[Stored data entries]
—————

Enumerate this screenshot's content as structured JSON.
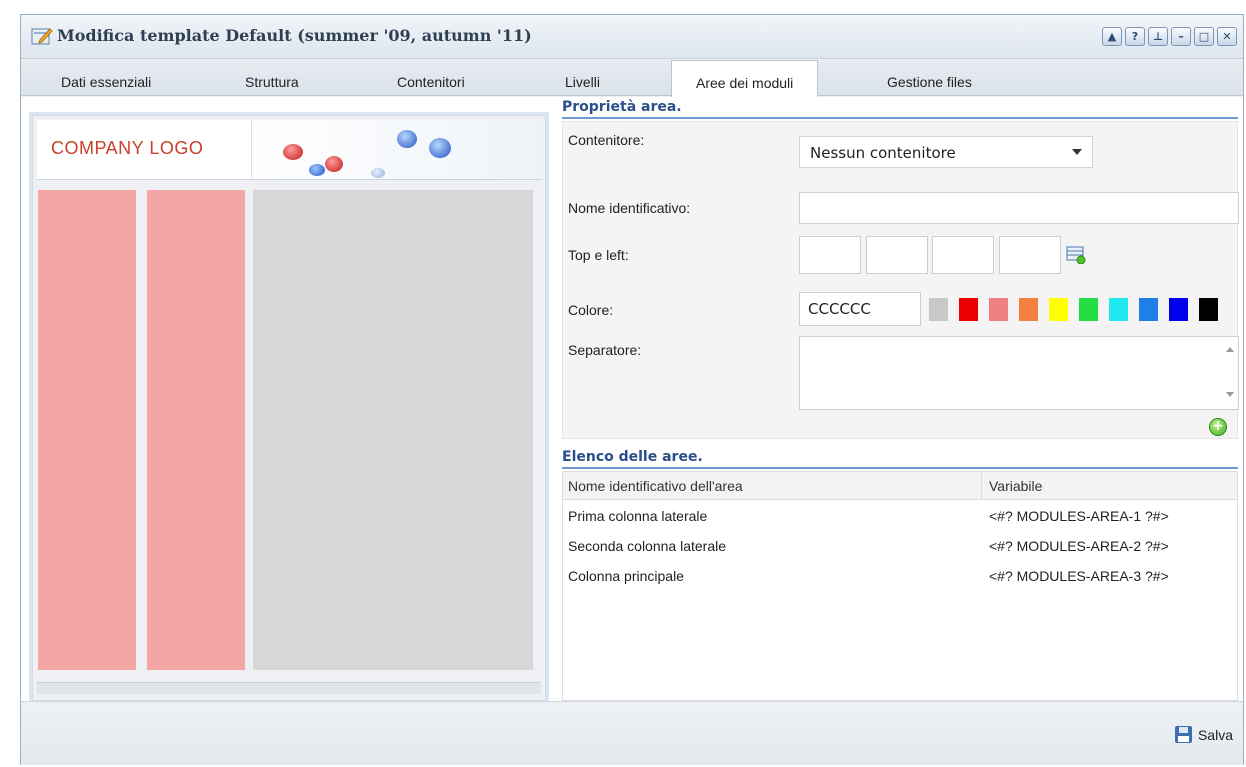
{
  "window": {
    "title": "Modifica template Default (summer '09, autumn '11)",
    "controls": [
      "collapse-icon",
      "help-icon",
      "pin-icon",
      "minimize-icon",
      "maximize-icon",
      "close-icon"
    ]
  },
  "tabs": [
    {
      "label": "Dati essenziali",
      "active": false
    },
    {
      "label": "Struttura",
      "active": false
    },
    {
      "label": "Contenitori",
      "active": false
    },
    {
      "label": "Livelli",
      "active": false
    },
    {
      "label": "Aree dei moduli",
      "active": true
    },
    {
      "label": "Gestione files",
      "active": false
    }
  ],
  "preview": {
    "logo_text": "COMPANY LOGO",
    "column_colors": {
      "side": "#f4a6a4",
      "main": "#d7d7d7"
    }
  },
  "properties": {
    "section_title": "Proprietà area.",
    "container_label": "Contenitore:",
    "container_value": "Nessun contenitore",
    "name_label": "Nome identificativo:",
    "name_value": "",
    "topleft_label": "Top e left:",
    "color_label": "Colore:",
    "color_value": "CCCCCC",
    "swatches": [
      "#c8c8c8",
      "#ee0000",
      "#f08080",
      "#f48040",
      "#ffff00",
      "#22dd44",
      "#22e8f0",
      "#1f7fe8",
      "#0000ee",
      "#000000"
    ],
    "separator_label": "Separatore:"
  },
  "areas": {
    "section_title": "Elenco delle aree.",
    "col_name": "Nome identificativo dell'area",
    "col_var": "Variabile",
    "rows": [
      {
        "name": "Prima colonna laterale",
        "var": "<#? MODULES-AREA-1 ?#>"
      },
      {
        "name": "Seconda colonna laterale",
        "var": "<#? MODULES-AREA-2 ?#>"
      },
      {
        "name": "Colonna principale",
        "var": "<#? MODULES-AREA-3 ?#>"
      }
    ]
  },
  "footer": {
    "save_label": "Salva"
  }
}
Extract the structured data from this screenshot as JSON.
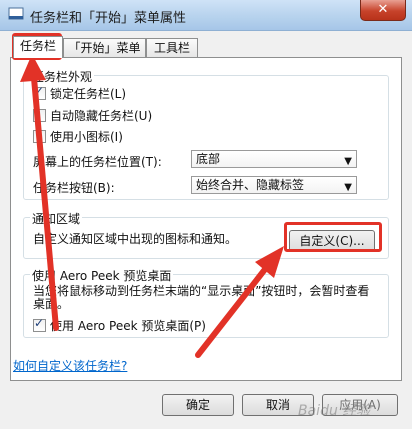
{
  "window": {
    "title": "任务栏和「开始」菜单属性",
    "close_label": "✕"
  },
  "tabs": [
    {
      "label": "任务栏"
    },
    {
      "label": "「开始」菜单"
    },
    {
      "label": "工具栏"
    }
  ],
  "appearance": {
    "title": "任务栏外观",
    "lock_taskbar": "锁定任务栏(L)",
    "auto_hide": "自动隐藏任务栏(U)",
    "small_icons": "使用小图标(I)",
    "position_label": "屏幕上的任务栏位置(T):",
    "position_value": "底部",
    "buttons_label": "任务栏按钮(B):",
    "buttons_value": "始终合并、隐藏标签"
  },
  "notification": {
    "title": "通知区域",
    "description": "自定义通知区域中出现的图标和通知。",
    "customize_button": "自定义(C)..."
  },
  "aero_peek": {
    "title": "使用 Aero Peek 预览桌面",
    "description": "当您将鼠标移动到任务栏末端的“显示桌面”按钮时，会暂时查看桌面。",
    "checkbox_label": "使用 Aero Peek 预览桌面(P)"
  },
  "help_link": "如何自定义该任务栏?",
  "footer": {
    "ok": "确定",
    "cancel": "取消",
    "apply": "应用(A)"
  },
  "watermark": "Baidu 经验",
  "colors": {
    "annotation_red": "#e23227",
    "link": "#0066cc"
  }
}
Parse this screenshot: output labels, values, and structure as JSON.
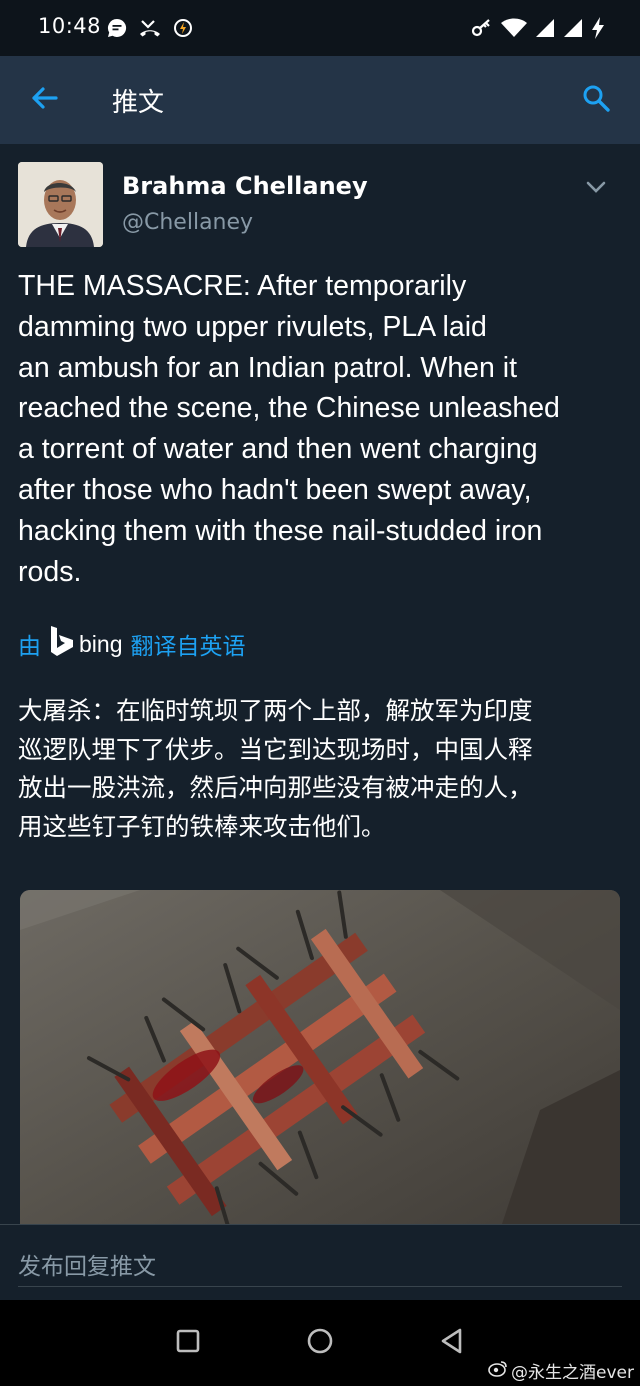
{
  "status_bar": {
    "time": "10:48",
    "left_icons": [
      "chat-bubble-icon",
      "missed-call-icon",
      "data-saver-icon"
    ],
    "right_icons": [
      "vpn-key-icon",
      "wifi-icon",
      "signal-icon",
      "signal-icon",
      "battery-charging-icon"
    ]
  },
  "app_bar": {
    "title": "推文",
    "back_icon": "arrow-left-icon",
    "search_icon": "search-icon",
    "accent_color": "#1da1f2"
  },
  "tweet": {
    "author_name": "Brahma Chellaney",
    "author_handle": "@Chellaney",
    "text_lines": [
      "THE MASSACRE: After temporarily",
      "damming two upper rivulets, PLA laid",
      "an ambush for an Indian patrol. When it",
      "reached the scene, the Chinese unleashed",
      "a torrent of water and then went charging",
      "after those who hadn't been swept away,",
      "hacking them with these nail-studded iron",
      "rods."
    ],
    "translation": {
      "prefix": "由",
      "provider": "bing",
      "link_label": "翻译自英语"
    },
    "translated_lines": [
      "大屠杀：在临时筑坝了两个上部，解放军为印度",
      "巡逻队埋下了伏步。当它到达现场时，中国人释",
      "放出一股洪流，然后冲向那些没有被冲走的人，",
      "用这些钉子钉的铁棒来攻击他们。"
    ]
  },
  "reply": {
    "placeholder": "发布回复推文"
  },
  "nav_bar": {
    "buttons": [
      "recents-square-icon",
      "home-circle-icon",
      "back-triangle-icon"
    ],
    "watermark": "@永生之酒ever"
  },
  "colors": {
    "background": "#15202b",
    "app_bar": "#243447",
    "secondary_text": "#8899a6",
    "divider": "#38444d"
  }
}
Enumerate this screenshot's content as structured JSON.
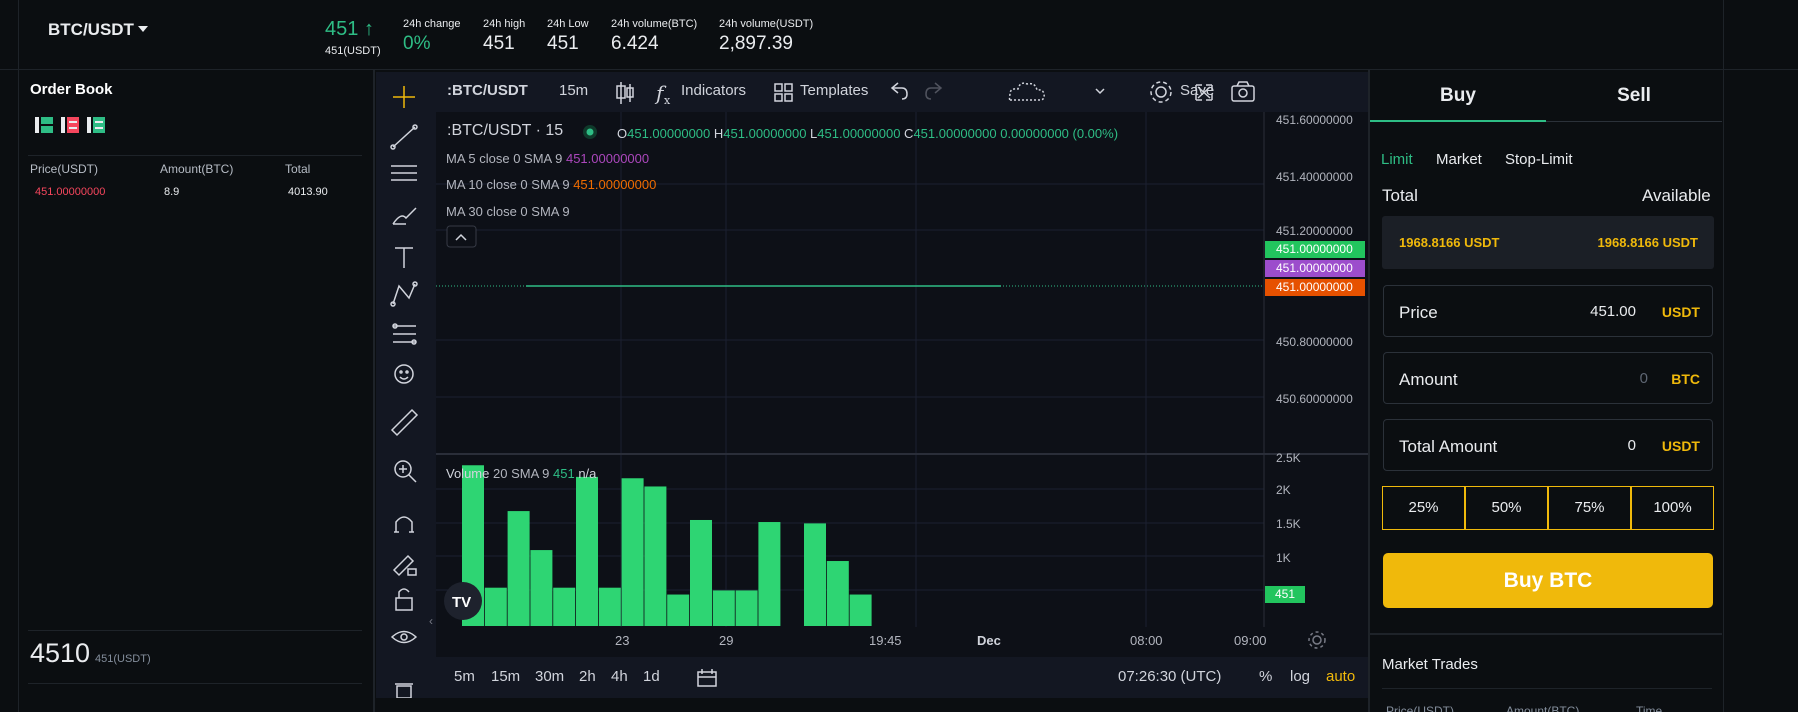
{
  "header": {
    "pair": "BTC/USDT",
    "last_price": "451",
    "price_arrow": "↑",
    "last_price_sub": "451(USDT)",
    "stats": [
      {
        "label": "24h change",
        "value": "0%"
      },
      {
        "label": "24h high",
        "value": "451"
      },
      {
        "label": "24h Low",
        "value": "451"
      },
      {
        "label": "24h volume(BTC)",
        "value": "6.424"
      },
      {
        "label": "24h volume(USDT)",
        "value": "2,897.39"
      }
    ]
  },
  "orderbook": {
    "title": "Order Book",
    "columns": [
      "Price(USDT)",
      "Amount(BTC)",
      "Total"
    ],
    "rows": [
      {
        "price": "451.00000000",
        "amount": "8.9",
        "total": "4013.90"
      }
    ],
    "last_price_big": "4510",
    "last_price_big_sub": "451(USDT)"
  },
  "chart": {
    "symbol": ":BTC/USDT",
    "interval": "15m",
    "indicators_label": "Indicators",
    "templates_label": "Templates",
    "save_label": "Save",
    "legend_title": ":BTC/USDT · 15",
    "ohlc": {
      "o": "451.00000000",
      "h": "451.00000000",
      "l": "451.00000000",
      "c": "451.00000000",
      "change": "0.00000000 (0.00%)"
    },
    "ma": [
      {
        "label": "MA 5 close 0 SMA 9",
        "value": "451.00000000",
        "color": "#ab47bc"
      },
      {
        "label": "MA 10 close 0 SMA 9",
        "value": "451.00000000",
        "color": "#ef6c00"
      },
      {
        "label": "MA 30 close 0 SMA 9",
        "value": "",
        "color": "#d1d4dc"
      }
    ],
    "volume_label": "Volume",
    "volume_sma": "20 SMA 9",
    "volume_val": "451",
    "volume_na": "n/a",
    "price_axis": [
      "451.60000000",
      "451.40000000",
      "451.20000000",
      "451.00000000",
      "451.00000000",
      "451.00000000",
      "450.80000000",
      "450.60000000"
    ],
    "price_tags": [
      {
        "value": "451.00000000",
        "color": "#22c55e"
      },
      {
        "value": "451.00000000",
        "color": "#9c4dcc"
      },
      {
        "value": "451.00000000",
        "color": "#e65100"
      }
    ],
    "vol_axis": [
      "2.5K",
      "2K",
      "1.5K",
      "1K"
    ],
    "vol_tag": "451",
    "time_axis": [
      "23",
      "29",
      "19:45",
      "Dec",
      "08:00",
      "09:00"
    ],
    "timeframes": [
      "5m",
      "15m",
      "30m",
      "2h",
      "4h",
      "1d"
    ],
    "clock": "07:26:30 (UTC)",
    "percent_label": "%",
    "log_label": "log",
    "auto_label": "auto"
  },
  "chart_data": {
    "type": "bar",
    "title": "",
    "ylabel": "Volume",
    "ylim": [
      0,
      2500
    ],
    "values": [
      2350,
      560,
      1680,
      1110,
      560,
      2180,
      560,
      2160,
      2040,
      460,
      1550,
      520,
      520,
      1520,
      0,
      1500,
      950,
      460
    ],
    "color": "#2ed573"
  },
  "trade": {
    "tab_buy": "Buy",
    "tab_sell": "Sell",
    "order_types": [
      "Limit",
      "Market",
      "Stop-Limit"
    ],
    "total_label": "Total",
    "available_label": "Available",
    "total_value": "1968.8166 USDT",
    "available_value": "1968.8166 USDT",
    "price_label": "Price",
    "price_value": "451.00",
    "price_unit": "USDT",
    "amount_label": "Amount",
    "amount_value": "0",
    "amount_unit": "BTC",
    "total_amount_label": "Total Amount",
    "total_amount_value": "0",
    "total_amount_unit": "USDT",
    "percents": [
      "25%",
      "50%",
      "75%",
      "100%"
    ],
    "buy_button": "Buy BTC",
    "market_trades_title": "Market Trades",
    "market_trades_columns": [
      "Price(USDT)",
      "Amount(BTC)",
      "Time"
    ]
  },
  "colors": {
    "up": "#2ebd85",
    "down": "#f6465d",
    "accent": "#f0b90b",
    "bg": "#0b0e11"
  }
}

—————

#### AIM
Answer with one number: how many lines of the entries above include the word "screenshot".

#### EXERCISE ANSWER
4